+++ Supplied entries

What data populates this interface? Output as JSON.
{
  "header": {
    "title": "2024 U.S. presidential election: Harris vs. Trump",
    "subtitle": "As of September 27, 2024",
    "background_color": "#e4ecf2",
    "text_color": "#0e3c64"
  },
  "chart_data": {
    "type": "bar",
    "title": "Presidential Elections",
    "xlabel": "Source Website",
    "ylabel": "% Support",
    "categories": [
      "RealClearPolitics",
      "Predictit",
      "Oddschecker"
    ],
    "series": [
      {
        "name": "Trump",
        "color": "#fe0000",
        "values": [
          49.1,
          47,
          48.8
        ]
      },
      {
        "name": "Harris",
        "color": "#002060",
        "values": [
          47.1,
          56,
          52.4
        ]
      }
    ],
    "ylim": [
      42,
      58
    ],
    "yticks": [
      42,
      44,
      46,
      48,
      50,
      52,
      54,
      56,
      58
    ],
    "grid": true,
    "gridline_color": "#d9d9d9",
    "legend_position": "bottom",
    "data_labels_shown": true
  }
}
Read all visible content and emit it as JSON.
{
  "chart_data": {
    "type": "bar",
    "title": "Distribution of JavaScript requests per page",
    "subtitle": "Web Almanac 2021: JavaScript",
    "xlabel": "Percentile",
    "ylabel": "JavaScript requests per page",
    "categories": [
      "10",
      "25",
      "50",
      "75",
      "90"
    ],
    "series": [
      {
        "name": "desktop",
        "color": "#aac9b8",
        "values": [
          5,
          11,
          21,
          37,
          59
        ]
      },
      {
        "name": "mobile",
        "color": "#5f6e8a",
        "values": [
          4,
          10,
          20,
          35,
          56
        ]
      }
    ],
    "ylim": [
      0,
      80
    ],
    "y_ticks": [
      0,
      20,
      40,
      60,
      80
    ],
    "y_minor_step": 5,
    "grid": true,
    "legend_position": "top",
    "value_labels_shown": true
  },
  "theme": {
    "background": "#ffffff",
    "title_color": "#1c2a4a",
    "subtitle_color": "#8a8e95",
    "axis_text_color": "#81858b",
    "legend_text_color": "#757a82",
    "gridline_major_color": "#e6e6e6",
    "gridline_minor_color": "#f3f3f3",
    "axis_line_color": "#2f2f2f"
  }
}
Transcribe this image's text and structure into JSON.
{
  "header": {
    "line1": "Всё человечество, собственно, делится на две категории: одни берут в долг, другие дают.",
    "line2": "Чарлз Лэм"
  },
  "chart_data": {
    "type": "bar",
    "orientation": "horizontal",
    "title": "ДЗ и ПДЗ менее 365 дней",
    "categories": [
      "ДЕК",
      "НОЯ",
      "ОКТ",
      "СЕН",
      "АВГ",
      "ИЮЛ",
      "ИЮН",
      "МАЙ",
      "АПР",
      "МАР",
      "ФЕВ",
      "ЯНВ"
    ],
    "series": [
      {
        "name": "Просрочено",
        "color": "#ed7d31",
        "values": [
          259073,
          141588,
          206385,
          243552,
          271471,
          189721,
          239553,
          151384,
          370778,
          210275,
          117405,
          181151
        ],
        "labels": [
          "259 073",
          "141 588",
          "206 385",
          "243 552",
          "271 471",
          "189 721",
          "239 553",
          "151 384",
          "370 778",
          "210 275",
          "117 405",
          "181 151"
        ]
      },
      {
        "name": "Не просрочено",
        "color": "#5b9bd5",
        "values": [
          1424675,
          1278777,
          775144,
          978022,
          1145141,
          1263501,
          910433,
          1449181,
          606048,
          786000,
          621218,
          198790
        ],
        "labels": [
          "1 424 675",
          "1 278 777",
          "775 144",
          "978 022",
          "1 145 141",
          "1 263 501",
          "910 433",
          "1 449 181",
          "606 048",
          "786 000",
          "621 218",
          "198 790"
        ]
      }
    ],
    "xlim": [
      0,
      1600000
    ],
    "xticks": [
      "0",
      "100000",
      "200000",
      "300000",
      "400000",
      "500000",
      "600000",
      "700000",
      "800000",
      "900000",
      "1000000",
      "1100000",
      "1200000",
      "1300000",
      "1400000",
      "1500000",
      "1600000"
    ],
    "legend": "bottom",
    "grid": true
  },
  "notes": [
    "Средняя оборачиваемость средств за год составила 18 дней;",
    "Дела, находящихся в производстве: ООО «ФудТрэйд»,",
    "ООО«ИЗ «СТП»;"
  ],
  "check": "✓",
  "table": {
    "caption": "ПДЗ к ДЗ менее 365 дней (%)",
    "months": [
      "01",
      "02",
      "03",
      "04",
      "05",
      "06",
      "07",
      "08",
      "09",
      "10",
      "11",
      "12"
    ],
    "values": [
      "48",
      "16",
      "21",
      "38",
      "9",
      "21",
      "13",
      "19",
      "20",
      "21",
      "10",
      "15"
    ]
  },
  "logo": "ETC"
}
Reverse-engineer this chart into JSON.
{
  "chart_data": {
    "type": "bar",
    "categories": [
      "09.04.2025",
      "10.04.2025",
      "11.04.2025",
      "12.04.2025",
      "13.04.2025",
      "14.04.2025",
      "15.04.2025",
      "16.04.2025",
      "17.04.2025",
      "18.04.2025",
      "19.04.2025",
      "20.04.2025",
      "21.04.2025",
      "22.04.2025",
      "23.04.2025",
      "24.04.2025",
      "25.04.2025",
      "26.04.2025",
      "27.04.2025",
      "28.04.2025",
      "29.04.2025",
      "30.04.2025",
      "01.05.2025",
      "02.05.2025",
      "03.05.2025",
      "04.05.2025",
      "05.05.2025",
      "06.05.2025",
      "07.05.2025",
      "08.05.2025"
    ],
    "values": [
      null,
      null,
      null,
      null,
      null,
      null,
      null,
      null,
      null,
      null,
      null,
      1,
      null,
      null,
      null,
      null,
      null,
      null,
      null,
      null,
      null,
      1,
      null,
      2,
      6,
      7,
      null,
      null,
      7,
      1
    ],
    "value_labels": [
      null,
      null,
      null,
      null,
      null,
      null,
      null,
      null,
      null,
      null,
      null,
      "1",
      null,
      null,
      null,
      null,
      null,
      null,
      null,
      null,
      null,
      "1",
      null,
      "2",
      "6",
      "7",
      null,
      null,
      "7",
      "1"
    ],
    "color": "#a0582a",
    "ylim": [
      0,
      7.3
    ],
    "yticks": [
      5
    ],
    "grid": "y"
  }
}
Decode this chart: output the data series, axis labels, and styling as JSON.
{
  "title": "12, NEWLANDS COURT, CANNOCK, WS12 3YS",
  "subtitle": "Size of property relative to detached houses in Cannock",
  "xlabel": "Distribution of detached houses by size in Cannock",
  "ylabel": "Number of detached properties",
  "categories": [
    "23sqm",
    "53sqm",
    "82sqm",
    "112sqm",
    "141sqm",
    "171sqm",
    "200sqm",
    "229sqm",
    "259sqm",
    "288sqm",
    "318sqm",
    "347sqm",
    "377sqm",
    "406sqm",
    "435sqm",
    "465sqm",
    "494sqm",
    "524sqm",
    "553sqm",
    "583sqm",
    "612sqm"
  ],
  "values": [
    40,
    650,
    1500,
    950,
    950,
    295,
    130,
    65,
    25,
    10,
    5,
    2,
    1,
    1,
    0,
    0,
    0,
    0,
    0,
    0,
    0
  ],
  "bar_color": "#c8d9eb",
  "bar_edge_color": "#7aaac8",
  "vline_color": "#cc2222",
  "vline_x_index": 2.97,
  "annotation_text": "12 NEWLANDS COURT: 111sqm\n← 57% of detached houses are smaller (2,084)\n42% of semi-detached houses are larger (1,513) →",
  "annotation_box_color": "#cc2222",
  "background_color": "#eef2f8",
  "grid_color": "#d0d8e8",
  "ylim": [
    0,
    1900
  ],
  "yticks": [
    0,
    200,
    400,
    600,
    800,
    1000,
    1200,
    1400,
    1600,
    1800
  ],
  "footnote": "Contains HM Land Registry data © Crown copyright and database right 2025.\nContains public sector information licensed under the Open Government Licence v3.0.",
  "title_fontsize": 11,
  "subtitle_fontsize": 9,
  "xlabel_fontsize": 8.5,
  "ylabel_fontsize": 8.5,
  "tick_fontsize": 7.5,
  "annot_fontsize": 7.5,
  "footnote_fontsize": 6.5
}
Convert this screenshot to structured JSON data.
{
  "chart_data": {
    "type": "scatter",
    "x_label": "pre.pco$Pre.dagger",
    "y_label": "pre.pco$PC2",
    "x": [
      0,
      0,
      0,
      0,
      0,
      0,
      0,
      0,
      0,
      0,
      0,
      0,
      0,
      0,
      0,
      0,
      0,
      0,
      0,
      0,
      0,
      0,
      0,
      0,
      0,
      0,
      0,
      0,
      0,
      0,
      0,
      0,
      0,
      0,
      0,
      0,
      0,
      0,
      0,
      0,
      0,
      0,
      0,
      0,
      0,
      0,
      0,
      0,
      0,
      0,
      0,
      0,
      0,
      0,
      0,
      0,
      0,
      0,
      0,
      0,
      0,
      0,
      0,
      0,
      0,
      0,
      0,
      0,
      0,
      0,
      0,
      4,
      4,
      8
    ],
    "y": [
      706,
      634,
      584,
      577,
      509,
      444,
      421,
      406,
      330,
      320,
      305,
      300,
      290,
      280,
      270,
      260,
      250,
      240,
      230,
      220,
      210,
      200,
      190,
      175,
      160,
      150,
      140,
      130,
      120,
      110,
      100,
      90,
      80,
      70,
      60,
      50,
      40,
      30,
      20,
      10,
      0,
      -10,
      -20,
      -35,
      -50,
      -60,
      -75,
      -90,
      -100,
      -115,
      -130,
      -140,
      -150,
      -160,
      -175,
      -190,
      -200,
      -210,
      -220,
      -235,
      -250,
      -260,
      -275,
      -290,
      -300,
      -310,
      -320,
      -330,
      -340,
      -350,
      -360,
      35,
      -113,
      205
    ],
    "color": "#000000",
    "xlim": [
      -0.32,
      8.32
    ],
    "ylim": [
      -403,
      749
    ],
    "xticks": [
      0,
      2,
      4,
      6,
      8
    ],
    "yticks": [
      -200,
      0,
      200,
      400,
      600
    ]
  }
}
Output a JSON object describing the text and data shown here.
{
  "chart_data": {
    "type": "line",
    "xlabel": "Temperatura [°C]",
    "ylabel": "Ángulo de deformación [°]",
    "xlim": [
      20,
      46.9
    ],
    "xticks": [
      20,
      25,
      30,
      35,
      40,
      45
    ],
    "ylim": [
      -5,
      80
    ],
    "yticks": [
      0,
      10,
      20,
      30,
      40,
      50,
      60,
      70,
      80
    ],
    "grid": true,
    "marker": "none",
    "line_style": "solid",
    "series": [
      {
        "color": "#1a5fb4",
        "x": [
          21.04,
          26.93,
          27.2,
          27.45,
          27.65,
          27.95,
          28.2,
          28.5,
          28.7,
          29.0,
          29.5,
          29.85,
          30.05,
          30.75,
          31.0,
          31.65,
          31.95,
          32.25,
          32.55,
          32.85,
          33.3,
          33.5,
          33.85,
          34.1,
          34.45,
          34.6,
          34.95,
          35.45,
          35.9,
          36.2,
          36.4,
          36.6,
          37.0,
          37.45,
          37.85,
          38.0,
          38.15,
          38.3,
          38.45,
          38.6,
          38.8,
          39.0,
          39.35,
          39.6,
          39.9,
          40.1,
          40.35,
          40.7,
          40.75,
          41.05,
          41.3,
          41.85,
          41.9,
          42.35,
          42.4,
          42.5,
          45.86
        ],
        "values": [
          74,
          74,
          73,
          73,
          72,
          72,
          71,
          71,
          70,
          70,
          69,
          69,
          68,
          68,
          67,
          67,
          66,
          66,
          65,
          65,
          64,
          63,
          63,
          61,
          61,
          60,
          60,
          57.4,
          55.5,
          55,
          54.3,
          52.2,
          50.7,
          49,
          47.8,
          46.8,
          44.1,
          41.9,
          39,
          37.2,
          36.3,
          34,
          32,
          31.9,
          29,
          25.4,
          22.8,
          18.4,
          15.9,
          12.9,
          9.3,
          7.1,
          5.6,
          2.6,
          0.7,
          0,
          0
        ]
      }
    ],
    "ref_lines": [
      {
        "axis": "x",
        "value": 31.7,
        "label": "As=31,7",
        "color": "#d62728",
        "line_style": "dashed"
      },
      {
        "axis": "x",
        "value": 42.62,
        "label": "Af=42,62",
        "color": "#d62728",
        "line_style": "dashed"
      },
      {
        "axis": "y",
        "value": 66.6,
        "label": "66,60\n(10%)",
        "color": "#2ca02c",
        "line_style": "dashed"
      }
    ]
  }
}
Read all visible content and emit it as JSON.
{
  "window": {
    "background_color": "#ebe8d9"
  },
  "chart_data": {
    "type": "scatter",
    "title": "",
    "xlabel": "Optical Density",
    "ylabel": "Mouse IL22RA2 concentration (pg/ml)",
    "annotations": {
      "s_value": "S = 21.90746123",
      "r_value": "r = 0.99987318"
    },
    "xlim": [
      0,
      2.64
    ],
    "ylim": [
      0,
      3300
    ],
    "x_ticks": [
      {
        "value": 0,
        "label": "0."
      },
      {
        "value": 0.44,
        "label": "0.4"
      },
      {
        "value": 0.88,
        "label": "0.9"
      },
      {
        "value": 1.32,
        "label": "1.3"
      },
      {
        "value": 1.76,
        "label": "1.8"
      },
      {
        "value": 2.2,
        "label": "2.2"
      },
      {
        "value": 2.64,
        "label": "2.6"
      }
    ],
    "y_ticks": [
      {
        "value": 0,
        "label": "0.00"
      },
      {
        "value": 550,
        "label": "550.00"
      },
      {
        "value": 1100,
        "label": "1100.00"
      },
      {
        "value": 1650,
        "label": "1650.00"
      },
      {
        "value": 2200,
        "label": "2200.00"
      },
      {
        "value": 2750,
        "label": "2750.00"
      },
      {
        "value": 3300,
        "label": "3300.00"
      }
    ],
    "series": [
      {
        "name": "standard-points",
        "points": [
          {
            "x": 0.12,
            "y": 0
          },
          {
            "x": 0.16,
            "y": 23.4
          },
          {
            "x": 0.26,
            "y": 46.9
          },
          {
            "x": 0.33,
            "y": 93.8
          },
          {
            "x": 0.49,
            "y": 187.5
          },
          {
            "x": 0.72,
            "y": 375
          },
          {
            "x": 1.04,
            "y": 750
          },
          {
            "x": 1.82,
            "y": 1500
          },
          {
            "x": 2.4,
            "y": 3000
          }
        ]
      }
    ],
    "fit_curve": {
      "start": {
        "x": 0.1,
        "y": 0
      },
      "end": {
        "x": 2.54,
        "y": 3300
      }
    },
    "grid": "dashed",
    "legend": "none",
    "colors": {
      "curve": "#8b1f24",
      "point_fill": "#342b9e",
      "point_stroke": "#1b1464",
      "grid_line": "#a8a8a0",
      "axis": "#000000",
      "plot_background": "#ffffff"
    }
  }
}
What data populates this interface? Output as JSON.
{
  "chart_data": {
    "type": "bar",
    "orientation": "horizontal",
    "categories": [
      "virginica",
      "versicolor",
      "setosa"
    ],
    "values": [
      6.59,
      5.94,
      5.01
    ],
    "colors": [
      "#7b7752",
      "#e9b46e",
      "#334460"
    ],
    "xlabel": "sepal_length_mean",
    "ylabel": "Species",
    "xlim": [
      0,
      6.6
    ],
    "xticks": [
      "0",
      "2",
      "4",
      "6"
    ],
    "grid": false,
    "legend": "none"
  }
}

++++++

_Exercise goal_. Extract every line that has the string "page" in it.

_Response_.
    "title": "Distribution of JavaScript requests per page",
    "ylabel": "JavaScript requests per page",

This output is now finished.